Below you will find a set of lines. Repeat them all exactly.

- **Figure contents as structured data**

--- Begin ---

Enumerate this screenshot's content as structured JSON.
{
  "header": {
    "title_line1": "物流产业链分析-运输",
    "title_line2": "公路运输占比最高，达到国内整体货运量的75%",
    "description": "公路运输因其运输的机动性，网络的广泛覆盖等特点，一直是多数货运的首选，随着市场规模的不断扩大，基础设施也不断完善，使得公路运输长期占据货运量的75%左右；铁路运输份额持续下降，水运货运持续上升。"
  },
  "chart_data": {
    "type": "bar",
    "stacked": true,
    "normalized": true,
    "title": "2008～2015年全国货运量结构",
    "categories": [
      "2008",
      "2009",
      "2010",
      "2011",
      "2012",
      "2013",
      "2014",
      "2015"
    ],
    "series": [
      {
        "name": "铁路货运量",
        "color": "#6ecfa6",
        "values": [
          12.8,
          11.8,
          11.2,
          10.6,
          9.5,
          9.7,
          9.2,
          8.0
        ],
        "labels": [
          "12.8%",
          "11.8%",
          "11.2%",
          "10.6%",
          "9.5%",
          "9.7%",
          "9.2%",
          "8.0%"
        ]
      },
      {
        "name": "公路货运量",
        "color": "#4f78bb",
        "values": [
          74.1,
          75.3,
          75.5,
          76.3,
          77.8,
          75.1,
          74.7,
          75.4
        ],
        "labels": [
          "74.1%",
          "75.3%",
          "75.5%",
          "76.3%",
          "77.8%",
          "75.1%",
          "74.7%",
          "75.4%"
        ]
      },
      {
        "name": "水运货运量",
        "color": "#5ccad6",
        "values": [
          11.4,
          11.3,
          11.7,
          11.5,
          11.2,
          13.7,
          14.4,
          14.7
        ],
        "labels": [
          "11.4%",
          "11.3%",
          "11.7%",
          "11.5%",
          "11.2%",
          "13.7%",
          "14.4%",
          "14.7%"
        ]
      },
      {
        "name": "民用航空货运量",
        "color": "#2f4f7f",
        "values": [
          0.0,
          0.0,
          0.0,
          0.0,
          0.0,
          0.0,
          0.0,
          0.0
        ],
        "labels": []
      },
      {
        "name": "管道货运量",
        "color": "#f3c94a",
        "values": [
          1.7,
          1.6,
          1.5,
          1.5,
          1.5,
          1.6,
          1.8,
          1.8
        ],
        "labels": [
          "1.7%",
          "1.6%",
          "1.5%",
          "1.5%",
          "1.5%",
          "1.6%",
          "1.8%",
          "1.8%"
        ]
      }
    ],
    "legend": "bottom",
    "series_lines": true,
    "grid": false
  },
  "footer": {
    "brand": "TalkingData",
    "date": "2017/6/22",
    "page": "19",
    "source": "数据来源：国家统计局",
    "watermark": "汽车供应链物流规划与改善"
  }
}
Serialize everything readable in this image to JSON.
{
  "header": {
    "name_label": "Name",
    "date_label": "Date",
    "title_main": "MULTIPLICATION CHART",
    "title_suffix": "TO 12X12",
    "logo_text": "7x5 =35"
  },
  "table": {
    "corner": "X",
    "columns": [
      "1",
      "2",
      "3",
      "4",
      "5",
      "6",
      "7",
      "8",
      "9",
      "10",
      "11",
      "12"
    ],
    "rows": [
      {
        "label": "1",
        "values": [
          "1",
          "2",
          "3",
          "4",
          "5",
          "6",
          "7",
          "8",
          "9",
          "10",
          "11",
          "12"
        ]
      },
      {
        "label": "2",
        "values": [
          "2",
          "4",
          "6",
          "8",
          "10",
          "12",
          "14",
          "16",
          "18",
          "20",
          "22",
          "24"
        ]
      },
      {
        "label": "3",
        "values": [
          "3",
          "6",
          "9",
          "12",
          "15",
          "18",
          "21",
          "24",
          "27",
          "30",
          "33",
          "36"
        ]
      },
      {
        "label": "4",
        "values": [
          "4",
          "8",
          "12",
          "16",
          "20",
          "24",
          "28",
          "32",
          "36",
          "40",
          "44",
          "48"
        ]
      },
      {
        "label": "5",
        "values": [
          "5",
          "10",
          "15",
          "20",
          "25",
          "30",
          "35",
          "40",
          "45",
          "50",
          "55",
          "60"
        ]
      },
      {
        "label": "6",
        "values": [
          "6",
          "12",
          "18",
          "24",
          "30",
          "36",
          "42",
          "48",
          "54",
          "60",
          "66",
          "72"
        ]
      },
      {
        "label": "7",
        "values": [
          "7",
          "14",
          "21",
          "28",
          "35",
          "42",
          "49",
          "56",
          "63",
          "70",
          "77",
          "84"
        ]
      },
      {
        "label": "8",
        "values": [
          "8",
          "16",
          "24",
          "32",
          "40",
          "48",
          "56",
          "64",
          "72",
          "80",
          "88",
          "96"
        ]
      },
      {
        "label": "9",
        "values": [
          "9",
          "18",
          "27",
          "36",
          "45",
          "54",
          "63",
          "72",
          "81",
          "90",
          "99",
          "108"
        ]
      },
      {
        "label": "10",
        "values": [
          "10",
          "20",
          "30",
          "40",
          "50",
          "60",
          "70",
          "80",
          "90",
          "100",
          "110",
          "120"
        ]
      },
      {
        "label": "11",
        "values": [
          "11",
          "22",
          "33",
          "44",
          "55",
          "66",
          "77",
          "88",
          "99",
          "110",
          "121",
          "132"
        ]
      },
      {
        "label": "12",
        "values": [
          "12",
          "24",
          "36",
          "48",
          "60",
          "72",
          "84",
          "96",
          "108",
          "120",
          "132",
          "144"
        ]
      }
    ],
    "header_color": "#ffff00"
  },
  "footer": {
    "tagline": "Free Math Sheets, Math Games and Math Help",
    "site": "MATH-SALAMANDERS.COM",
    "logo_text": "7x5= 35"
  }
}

--- End ---

- **Reply to the exercise**
Enumerate this screenshot's content as structured JSON.
{
  "header": {
    "title_line1": "物流产业链分析-运输",
    "title_line2": "公路运输占比最高，达到国内整体货运量的75%",
    "description": "公路运输因其运输的机动性，网络的广泛覆盖等特点，一直是多数货运的首选，随着市场规模的不断扩大，基础设施也不断完善，使得公路运输长期占据货运量的75%左右；铁路运输份额持续下降，水运货运持续上升。"
  },
  "chart_data": {
    "type": "bar",
    "stacked": true,
    "normalized": true,
    "title": "2008～2015年全国货运量结构",
    "categories": [
      "2008",
      "2009",
      "2010",
      "2011",
      "2012",
      "2013",
      "2014",
      "2015"
    ],
    "series": [
      {
        "name": "铁路货运量",
        "color": "#6ecfa6",
        "values": [
          12.8,
          11.8,
          11.2,
          10.6,
          9.5,
          9.7,
          9.2,
          8.0
        ],
        "labels": [
          "12.8%",
          "11.8%",
          "11.2%",
          "10.6%",
          "9.5%",
          "9.7%",
          "9.2%",
          "8.0%"
        ]
      },
      {
        "name": "公路货运量",
        "color": "#4f78bb",
        "values": [
          74.1,
          75.3,
          75.5,
          76.3,
          77.8,
          75.1,
          74.7,
          75.4
        ],
        "labels": [
          "74.1%",
          "75.3%",
          "75.5%",
          "76.3%",
          "77.8%",
          "75.1%",
          "74.7%",
          "75.4%"
        ]
      },
      {
        "name": "水运货运量",
        "color": "#5ccad6",
        "values": [
          11.4,
          11.3,
          11.7,
          11.5,
          11.2,
          13.7,
          14.4,
          14.7
        ],
        "labels": [
          "11.4%",
          "11.3%",
          "11.7%",
          "11.5%",
          "11.2%",
          "13.7%",
          "14.4%",
          "14.7%"
        ]
      },
      {
        "name": "民用航空货运量",
        "color": "#2f4f7f",
        "values": [
          0.0,
          0.0,
          0.0,
          0.0,
          0.0,
          0.0,
          0.0,
          0.0
        ],
        "labels": []
      },
      {
        "name": "管道货运量",
        "color": "#f3c94a",
        "values": [
          1.7,
          1.6,
          1.5,
          1.5,
          1.5,
          1.6,
          1.8,
          1.8
        ],
        "labels": [
          "1.7%",
          "1.6%",
          "1.5%",
          "1.5%",
          "1.5%",
          "1.6%",
          "1.8%",
          "1.8%"
        ]
      }
    ],
    "legend": "bottom",
    "series_lines": true,
    "grid": false
  },
  "footer": {
    "brand": "TalkingData",
    "date": "2017/6/22",
    "page": "19",
    "source": "数据来源：国家统计局",
    "watermark": "汽车供应链物流规划与改善"
  }
}
Serialize everything readable in this image to JSON.
{
  "header": {
    "name_label": "Name",
    "date_label": "Date",
    "title_main": "MULTIPLICATION CHART",
    "title_suffix": "TO 12X12",
    "logo_text": "7x5 =35"
  },
  "table": {
    "corner": "X",
    "columns": [
      "1",
      "2",
      "3",
      "4",
      "5",
      "6",
      "7",
      "8",
      "9",
      "10",
      "11",
      "12"
    ],
    "rows": [
      {
        "label": "1",
        "values": [
          "1",
          "2",
          "3",
          "4",
          "5",
          "6",
          "7",
          "8",
          "9",
          "10",
          "11",
          "12"
        ]
      },
      {
        "label": "2",
        "values": [
          "2",
          "4",
          "6",
          "8",
          "10",
          "12",
          "14",
          "16",
          "18",
          "20",
          "22",
          "24"
        ]
      },
      {
        "label": "3",
        "values": [
          "3",
          "6",
          "9",
          "12",
          "15",
          "18",
          "21",
          "24",
          "27",
          "30",
          "33",
          "36"
        ]
      },
      {
        "label": "4",
        "values": [
          "4",
          "8",
          "12",
          "16",
          "20",
          "24",
          "28",
          "32",
          "36",
          "40",
          "44",
          "48"
        ]
      },
      {
        "label": "5",
        "values": [
          "5",
          "10",
          "15",
          "20",
          "25",
          "30",
          "35",
          "40",
          "45",
          "50",
          "55",
          "60"
        ]
      },
      {
        "label": "6",
        "values": [
          "6",
          "12",
          "18",
          "24",
          "30",
          "36",
          "42",
          "48",
          "54",
          "60",
          "66",
          "72"
        ]
      },
      {
        "label": "7",
        "values": [
          "7",
          "14",
          "21",
          "28",
          "35",
          "42",
          "49",
          "56",
          "63",
          "70",
          "77",
          "84"
        ]
      },
      {
        "label": "8",
        "values": [
          "8",
          "16",
          "24",
          "32",
          "40",
          "48",
          "56",
          "64",
          "72",
          "80",
          "88",
          "96"
        ]
      },
      {
        "label": "9",
        "values": [
          "9",
          "18",
          "27",
          "36",
          "45",
          "54",
          "63",
          "72",
          "81",
          "90",
          "99",
          "108"
        ]
      },
      {
        "label": "10",
        "values": [
          "10",
          "20",
          "30",
          "40",
          "50",
          "60",
          "70",
          "80",
          "90",
          "100",
          "110",
          "120"
        ]
      },
      {
        "label": "11",
        "values": [
          "11",
          "22",
          "33",
          "44",
          "55",
          "66",
          "77",
          "88",
          "99",
          "110",
          "121",
          "132"
        ]
      },
      {
        "label": "12",
        "values": [
          "12",
          "24",
          "36",
          "48",
          "60",
          "72",
          "84",
          "96",
          "108",
          "120",
          "132",
          "144"
        ]
      }
    ],
    "header_color": "#ffff00"
  },
  "footer": {
    "tagline": "Free Math Sheets, Math Games and Math Help",
    "site": "MATH-SALAMANDERS.COM",
    "logo_text": "7x5= 35"
  }
}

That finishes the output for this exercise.